WHAT IS BEING ASKED
Show every line in the records below that contains the word "ἀποτελεῖται".

======== EXERCISE INPUT ========

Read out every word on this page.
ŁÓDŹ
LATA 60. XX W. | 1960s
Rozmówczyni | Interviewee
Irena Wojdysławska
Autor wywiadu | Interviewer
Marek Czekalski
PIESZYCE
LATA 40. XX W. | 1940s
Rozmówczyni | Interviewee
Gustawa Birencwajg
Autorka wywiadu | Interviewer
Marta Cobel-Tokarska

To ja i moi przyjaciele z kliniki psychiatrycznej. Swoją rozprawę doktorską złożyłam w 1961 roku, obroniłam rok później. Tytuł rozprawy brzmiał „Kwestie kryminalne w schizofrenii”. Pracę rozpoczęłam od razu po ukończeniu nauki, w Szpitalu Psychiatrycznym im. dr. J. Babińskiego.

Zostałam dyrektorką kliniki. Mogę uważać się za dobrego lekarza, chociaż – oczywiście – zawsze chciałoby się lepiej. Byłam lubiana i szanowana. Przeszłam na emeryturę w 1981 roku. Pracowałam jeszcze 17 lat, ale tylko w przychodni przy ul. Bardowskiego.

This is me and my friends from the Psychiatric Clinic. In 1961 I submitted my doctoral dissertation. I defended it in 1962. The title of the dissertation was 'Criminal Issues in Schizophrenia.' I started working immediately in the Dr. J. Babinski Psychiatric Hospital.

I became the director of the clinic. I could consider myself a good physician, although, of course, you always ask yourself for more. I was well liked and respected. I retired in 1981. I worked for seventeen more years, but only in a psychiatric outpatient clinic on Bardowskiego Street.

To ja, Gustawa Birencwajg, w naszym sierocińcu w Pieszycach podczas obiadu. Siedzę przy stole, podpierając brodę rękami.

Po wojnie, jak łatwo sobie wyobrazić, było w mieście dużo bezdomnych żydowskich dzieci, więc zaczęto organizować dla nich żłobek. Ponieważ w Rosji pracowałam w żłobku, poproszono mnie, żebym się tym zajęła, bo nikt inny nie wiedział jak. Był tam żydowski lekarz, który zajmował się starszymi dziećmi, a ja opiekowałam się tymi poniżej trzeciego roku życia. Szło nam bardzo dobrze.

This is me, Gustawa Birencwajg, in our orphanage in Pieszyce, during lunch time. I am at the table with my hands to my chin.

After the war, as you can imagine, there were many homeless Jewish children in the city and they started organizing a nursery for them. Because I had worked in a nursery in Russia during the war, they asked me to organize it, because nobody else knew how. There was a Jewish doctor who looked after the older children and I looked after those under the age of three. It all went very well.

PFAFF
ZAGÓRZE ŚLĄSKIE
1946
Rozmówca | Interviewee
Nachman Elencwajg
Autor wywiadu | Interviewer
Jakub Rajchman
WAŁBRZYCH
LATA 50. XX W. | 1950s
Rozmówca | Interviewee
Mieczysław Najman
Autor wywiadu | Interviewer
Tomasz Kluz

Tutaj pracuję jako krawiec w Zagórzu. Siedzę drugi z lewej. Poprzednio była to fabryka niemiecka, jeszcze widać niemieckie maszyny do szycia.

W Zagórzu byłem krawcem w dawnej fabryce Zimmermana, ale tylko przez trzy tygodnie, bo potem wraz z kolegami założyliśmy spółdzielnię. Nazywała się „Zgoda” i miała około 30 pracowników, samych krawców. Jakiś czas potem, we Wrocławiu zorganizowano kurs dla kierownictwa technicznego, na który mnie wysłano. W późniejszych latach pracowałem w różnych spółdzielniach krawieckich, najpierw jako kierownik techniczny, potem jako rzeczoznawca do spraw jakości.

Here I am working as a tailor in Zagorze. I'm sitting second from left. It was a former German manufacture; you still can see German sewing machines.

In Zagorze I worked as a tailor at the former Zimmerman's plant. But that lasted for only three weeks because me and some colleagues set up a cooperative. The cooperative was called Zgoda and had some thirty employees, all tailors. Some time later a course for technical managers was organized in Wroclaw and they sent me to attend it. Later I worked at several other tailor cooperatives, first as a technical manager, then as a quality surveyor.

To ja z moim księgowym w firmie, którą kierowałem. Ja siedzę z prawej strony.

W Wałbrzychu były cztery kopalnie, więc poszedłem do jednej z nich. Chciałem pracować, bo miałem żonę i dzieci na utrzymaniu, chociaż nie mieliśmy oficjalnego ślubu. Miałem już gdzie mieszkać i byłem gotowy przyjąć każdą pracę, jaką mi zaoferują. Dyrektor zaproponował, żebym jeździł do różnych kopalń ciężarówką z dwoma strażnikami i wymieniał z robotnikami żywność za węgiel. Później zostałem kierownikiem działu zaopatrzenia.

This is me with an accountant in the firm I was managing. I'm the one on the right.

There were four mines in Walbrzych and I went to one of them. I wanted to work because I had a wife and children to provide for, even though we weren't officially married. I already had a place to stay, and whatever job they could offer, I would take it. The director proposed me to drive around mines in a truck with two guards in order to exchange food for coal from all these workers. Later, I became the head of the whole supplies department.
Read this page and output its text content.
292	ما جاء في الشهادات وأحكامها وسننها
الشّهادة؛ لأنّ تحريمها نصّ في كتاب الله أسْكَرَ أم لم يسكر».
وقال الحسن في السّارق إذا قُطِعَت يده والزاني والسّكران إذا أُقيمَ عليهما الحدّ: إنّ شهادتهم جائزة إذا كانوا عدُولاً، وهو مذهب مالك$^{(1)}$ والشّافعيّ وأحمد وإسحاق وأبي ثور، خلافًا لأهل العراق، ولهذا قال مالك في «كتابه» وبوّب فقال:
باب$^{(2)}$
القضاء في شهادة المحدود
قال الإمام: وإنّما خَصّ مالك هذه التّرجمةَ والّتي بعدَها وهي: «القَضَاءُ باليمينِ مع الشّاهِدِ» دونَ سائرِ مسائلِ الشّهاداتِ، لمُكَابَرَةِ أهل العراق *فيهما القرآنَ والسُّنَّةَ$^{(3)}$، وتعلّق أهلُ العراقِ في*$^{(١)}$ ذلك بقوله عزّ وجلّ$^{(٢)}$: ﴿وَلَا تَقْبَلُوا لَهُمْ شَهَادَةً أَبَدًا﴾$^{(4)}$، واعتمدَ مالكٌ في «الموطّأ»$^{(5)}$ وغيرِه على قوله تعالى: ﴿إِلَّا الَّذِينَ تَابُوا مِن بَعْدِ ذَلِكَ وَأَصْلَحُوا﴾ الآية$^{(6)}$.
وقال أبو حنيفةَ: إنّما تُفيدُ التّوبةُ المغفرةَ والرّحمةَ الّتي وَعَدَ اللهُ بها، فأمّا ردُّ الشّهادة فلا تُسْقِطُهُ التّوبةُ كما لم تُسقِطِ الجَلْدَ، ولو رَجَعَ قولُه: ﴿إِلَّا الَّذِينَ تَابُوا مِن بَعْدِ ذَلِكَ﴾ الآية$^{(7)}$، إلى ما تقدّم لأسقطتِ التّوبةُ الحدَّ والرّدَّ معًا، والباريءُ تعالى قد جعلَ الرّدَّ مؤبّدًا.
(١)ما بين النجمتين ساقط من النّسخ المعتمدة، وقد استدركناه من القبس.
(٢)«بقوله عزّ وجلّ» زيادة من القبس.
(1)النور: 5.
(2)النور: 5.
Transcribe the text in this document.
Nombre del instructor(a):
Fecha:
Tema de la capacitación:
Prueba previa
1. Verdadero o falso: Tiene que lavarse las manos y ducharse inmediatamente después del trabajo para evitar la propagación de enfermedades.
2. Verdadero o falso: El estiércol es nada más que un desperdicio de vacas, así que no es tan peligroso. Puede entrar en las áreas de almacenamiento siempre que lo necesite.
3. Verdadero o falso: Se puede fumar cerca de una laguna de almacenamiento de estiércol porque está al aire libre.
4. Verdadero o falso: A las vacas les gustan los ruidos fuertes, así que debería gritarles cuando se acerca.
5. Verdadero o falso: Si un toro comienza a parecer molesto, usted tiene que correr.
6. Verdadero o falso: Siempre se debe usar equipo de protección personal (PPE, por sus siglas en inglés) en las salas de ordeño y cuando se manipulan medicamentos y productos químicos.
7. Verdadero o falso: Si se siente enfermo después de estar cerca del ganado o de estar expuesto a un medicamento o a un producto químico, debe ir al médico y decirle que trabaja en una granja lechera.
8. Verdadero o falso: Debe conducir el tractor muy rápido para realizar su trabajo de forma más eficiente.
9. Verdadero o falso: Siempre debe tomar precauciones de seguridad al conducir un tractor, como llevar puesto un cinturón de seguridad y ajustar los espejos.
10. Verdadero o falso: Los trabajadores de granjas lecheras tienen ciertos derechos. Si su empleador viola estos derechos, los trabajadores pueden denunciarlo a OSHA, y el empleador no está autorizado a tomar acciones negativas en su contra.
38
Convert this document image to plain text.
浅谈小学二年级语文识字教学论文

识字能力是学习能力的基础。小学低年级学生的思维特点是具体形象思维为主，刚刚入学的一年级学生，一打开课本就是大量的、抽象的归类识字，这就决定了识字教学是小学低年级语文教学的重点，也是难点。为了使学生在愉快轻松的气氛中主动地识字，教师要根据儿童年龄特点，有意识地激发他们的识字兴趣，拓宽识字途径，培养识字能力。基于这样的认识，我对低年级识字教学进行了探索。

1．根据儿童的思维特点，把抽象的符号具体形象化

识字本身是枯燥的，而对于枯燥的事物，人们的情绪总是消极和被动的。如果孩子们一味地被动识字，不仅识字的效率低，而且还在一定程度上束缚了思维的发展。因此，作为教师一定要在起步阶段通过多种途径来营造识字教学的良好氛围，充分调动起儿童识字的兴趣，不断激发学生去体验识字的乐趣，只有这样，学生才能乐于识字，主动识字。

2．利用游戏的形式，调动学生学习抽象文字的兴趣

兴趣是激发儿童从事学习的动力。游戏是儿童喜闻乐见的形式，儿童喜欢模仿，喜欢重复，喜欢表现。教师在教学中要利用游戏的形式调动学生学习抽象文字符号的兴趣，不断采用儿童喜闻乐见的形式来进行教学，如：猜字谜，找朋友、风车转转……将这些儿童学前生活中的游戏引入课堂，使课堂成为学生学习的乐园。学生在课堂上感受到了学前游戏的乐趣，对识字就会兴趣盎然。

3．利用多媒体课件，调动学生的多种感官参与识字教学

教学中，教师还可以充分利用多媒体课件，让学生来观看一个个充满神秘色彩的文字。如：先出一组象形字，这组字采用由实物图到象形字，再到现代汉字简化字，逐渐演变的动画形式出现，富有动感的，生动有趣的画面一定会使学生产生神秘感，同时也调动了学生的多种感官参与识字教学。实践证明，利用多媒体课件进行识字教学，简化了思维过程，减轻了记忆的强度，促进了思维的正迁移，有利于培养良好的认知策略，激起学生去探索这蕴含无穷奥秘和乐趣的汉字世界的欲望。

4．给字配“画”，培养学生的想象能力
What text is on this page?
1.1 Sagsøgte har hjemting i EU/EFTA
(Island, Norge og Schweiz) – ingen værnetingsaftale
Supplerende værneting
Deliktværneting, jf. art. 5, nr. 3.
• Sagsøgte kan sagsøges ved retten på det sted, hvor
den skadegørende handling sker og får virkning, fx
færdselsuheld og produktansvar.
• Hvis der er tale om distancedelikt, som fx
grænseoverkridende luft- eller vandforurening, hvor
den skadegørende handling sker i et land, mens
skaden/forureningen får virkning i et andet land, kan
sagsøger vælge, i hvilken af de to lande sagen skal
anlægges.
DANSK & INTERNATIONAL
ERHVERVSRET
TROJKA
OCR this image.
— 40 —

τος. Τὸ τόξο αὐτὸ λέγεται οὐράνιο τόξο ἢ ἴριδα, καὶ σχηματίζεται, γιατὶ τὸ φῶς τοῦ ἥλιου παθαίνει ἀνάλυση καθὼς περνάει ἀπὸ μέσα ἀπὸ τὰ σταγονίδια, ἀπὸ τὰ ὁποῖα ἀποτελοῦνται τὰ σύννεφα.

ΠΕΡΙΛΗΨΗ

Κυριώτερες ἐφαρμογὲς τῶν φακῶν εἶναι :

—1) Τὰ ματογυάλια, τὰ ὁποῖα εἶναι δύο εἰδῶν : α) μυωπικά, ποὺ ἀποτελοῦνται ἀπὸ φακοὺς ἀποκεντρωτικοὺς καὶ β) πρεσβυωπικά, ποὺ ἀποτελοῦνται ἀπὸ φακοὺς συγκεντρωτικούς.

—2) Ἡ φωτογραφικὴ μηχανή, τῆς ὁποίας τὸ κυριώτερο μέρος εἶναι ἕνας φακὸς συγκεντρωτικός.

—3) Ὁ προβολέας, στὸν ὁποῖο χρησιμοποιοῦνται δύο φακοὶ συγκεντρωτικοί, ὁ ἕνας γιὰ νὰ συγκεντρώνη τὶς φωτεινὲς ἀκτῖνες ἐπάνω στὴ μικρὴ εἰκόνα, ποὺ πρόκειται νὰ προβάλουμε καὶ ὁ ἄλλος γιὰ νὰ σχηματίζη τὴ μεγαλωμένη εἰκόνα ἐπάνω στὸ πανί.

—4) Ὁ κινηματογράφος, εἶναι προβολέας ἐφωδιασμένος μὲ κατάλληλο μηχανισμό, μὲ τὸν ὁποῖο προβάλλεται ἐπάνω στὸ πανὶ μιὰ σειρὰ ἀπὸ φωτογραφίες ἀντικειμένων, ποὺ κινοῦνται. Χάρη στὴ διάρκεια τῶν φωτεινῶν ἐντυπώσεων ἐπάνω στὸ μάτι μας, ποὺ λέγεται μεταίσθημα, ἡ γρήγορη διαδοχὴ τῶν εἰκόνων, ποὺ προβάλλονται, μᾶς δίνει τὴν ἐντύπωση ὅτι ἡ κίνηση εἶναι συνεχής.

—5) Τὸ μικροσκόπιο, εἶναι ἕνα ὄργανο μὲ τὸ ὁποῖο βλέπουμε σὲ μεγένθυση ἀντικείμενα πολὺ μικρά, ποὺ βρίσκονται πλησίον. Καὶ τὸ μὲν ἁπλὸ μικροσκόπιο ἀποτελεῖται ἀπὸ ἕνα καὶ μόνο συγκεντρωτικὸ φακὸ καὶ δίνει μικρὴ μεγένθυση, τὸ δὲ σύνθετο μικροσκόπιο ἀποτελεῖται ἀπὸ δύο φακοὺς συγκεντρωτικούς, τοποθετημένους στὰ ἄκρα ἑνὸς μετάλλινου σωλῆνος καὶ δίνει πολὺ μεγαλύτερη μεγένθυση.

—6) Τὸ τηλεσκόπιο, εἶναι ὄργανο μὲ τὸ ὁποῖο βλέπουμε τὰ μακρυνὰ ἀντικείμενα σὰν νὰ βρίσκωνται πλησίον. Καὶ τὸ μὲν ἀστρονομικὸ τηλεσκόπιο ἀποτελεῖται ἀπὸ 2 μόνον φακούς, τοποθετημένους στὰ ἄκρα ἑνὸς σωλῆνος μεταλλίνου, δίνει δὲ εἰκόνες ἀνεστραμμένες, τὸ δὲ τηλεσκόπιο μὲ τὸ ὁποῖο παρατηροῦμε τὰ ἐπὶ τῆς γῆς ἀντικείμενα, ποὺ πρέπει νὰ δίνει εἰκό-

========

ANSWER FOR THE TASK
—5) Τὸ μικροσκόπιο, εἶναι ἕνα ὄργανο μὲ τὸ ὁποῖο βλέπουμε σὲ μεγένθυση ἀντικείμενα πολὺ μικρά, ποὺ βρίσκονται πλησίον. Καὶ τὸ μὲν ἁπλὸ μικροσκόπιο ἀποτελεῖται ἀπὸ ἕνα καὶ μόνο συγκεντρωτικὸ φακὸ καὶ δίνει μικρὴ μεγένθυση, τὸ δὲ σύνθετο μικροσκόπιο ἀποτελεῖται ἀπὸ δύο φακοὺς συγκεντρωτικούς, τοποθετημένους στὰ ἄκρα ἑνὸς μετάλλινου σωλῆνος καὶ δίνει πολὺ μεγαλύτερη μεγένθυση.
—6) Τὸ τηλεσκόπιο, εἶναι ὄργανο μὲ τὸ ὁποῖο βλέπουμε τὰ μακρυνὰ ἀντικείμενα σὰν νὰ βρίσκωνται πλησίον. Καὶ τὸ μὲν ἀστρονομικὸ τηλεσκόπιο ἀποτελεῖται ἀπὸ 2 μόνον φακούς, τοποθετημένους στὰ ἄκρα ἑνὸς σωλῆνος μεταλλίνου, δίνει δὲ εἰκόνες ἀνεστραμμένες, τὸ δὲ τηλεσκόπιο μὲ τὸ ὁποῖο παρατηροῦμε τὰ ἐπὶ τῆς γῆς ἀντικείμενα, ποὺ πρέπει νὰ δίνει εἰκό-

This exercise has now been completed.